-- Directive --
Extract, from the listing that follows, each line containing the word "Download".
>> start Input data
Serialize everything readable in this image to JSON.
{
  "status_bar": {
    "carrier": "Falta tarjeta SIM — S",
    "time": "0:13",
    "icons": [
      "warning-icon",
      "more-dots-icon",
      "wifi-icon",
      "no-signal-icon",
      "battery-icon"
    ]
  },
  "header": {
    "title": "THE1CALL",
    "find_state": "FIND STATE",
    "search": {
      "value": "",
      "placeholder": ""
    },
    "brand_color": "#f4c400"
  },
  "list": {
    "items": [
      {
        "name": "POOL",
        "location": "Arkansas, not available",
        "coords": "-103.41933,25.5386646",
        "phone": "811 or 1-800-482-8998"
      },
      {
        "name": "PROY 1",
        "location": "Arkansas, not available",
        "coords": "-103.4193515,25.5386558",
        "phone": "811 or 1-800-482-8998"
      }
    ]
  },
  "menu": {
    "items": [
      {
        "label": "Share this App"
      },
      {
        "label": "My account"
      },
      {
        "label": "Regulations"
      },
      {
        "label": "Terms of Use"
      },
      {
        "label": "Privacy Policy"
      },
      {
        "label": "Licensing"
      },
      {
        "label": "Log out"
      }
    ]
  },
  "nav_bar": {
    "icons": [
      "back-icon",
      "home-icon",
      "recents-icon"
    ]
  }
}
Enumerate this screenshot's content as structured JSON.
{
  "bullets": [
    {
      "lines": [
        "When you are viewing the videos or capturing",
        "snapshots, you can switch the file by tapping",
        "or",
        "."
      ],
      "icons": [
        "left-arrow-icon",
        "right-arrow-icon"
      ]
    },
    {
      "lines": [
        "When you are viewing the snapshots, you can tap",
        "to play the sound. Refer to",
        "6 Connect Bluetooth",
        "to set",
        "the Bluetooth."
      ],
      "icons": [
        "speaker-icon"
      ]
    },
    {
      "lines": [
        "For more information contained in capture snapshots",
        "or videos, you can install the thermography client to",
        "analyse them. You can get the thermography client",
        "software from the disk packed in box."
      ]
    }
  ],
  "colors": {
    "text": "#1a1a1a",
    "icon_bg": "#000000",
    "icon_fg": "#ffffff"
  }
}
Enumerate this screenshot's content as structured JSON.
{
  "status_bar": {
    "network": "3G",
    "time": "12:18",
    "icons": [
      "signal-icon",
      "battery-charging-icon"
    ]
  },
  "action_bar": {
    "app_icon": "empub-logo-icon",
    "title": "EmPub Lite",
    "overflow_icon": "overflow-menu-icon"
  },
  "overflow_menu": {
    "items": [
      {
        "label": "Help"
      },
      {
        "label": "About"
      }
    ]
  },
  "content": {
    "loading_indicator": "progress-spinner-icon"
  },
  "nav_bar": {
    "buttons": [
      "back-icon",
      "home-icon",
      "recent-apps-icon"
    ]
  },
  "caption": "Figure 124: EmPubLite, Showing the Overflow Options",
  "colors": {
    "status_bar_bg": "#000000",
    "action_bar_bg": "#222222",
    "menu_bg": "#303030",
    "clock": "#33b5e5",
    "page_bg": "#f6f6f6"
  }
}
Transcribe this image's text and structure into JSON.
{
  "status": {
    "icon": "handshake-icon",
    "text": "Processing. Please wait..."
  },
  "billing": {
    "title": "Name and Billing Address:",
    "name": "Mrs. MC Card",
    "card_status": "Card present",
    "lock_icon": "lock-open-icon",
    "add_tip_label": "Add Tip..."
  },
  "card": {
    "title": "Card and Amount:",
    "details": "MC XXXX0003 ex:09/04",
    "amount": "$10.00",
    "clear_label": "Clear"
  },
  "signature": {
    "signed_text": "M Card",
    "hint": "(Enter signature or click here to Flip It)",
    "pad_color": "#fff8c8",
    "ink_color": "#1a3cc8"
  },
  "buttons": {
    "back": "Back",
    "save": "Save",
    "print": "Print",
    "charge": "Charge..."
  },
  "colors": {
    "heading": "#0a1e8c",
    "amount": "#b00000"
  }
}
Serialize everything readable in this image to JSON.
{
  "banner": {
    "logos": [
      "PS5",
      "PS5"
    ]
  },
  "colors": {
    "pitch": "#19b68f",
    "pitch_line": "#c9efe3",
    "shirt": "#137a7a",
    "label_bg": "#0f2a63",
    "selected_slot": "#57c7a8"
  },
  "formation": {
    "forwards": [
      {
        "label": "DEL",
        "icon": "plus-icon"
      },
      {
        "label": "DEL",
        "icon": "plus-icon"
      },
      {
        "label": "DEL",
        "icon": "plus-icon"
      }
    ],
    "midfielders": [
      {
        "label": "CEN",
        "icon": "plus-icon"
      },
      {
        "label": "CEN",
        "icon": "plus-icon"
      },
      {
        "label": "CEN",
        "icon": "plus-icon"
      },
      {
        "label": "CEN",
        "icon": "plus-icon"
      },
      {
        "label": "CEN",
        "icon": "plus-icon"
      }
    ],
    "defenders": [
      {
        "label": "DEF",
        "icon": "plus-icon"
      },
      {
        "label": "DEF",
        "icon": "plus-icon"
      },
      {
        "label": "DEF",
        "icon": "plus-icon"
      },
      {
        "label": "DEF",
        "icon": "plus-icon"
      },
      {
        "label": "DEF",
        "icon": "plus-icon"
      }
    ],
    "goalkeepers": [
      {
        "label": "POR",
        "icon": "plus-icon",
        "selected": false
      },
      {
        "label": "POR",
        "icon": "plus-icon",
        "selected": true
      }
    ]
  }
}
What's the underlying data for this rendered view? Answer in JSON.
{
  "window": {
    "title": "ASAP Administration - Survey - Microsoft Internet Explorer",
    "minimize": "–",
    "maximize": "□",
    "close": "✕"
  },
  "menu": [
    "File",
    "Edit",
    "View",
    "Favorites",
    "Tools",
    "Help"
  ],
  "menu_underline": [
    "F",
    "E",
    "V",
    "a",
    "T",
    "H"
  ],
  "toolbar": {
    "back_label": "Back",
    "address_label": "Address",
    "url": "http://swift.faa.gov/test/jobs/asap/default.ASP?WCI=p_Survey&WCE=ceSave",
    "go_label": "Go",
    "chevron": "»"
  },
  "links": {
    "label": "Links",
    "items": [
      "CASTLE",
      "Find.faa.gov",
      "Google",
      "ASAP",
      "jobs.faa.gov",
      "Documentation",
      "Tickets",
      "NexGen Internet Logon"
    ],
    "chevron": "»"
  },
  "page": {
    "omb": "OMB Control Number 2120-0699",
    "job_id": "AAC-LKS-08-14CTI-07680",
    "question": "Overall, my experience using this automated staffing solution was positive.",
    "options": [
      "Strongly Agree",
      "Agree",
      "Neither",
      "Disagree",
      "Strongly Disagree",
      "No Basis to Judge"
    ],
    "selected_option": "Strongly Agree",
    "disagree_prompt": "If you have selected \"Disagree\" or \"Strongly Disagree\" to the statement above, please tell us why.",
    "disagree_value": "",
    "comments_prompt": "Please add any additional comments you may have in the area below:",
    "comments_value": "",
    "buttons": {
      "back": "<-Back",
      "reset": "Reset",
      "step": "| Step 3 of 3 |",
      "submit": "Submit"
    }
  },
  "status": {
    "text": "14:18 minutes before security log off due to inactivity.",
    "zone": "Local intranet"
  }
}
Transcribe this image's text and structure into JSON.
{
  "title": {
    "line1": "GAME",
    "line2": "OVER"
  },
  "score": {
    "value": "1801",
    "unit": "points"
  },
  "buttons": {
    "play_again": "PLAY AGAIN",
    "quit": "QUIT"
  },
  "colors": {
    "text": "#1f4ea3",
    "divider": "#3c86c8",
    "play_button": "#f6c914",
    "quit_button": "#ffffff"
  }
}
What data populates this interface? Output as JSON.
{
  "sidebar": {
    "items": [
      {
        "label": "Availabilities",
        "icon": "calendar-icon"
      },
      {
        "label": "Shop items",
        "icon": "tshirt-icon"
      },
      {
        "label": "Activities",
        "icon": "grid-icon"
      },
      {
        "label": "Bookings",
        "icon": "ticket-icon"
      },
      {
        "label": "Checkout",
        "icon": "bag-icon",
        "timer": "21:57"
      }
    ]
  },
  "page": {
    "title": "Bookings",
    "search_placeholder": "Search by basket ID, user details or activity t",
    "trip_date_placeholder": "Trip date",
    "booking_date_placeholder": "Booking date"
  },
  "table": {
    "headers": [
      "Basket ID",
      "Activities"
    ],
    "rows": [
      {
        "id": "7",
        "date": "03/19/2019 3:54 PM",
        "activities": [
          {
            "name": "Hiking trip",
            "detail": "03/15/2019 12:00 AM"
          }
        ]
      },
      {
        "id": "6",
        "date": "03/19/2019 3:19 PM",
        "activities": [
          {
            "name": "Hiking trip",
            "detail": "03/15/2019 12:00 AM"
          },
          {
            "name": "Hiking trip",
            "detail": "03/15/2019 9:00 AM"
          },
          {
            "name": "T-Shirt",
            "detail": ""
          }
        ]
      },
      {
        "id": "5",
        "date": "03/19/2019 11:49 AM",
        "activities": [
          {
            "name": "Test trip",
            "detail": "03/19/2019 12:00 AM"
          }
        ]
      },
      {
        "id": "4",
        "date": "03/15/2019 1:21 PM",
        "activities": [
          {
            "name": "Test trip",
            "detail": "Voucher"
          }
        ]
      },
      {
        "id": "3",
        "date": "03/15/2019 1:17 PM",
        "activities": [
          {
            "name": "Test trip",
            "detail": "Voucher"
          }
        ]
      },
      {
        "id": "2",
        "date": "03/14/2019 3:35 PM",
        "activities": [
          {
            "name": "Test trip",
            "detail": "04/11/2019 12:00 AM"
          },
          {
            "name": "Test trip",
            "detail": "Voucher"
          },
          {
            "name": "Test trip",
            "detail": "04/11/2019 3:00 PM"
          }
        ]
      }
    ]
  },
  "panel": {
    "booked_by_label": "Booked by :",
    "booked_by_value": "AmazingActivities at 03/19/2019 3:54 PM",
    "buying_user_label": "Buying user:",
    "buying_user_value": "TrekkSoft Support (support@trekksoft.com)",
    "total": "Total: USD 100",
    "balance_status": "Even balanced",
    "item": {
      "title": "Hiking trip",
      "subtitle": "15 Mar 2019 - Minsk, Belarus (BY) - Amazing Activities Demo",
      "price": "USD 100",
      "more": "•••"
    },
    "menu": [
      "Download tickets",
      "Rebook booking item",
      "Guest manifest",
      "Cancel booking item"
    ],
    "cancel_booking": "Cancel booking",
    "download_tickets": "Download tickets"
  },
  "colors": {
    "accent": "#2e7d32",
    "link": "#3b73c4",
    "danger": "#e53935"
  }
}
>> end Input data
-- Expected answer --
      "Download tickets",
    "download_tickets": "Download tickets"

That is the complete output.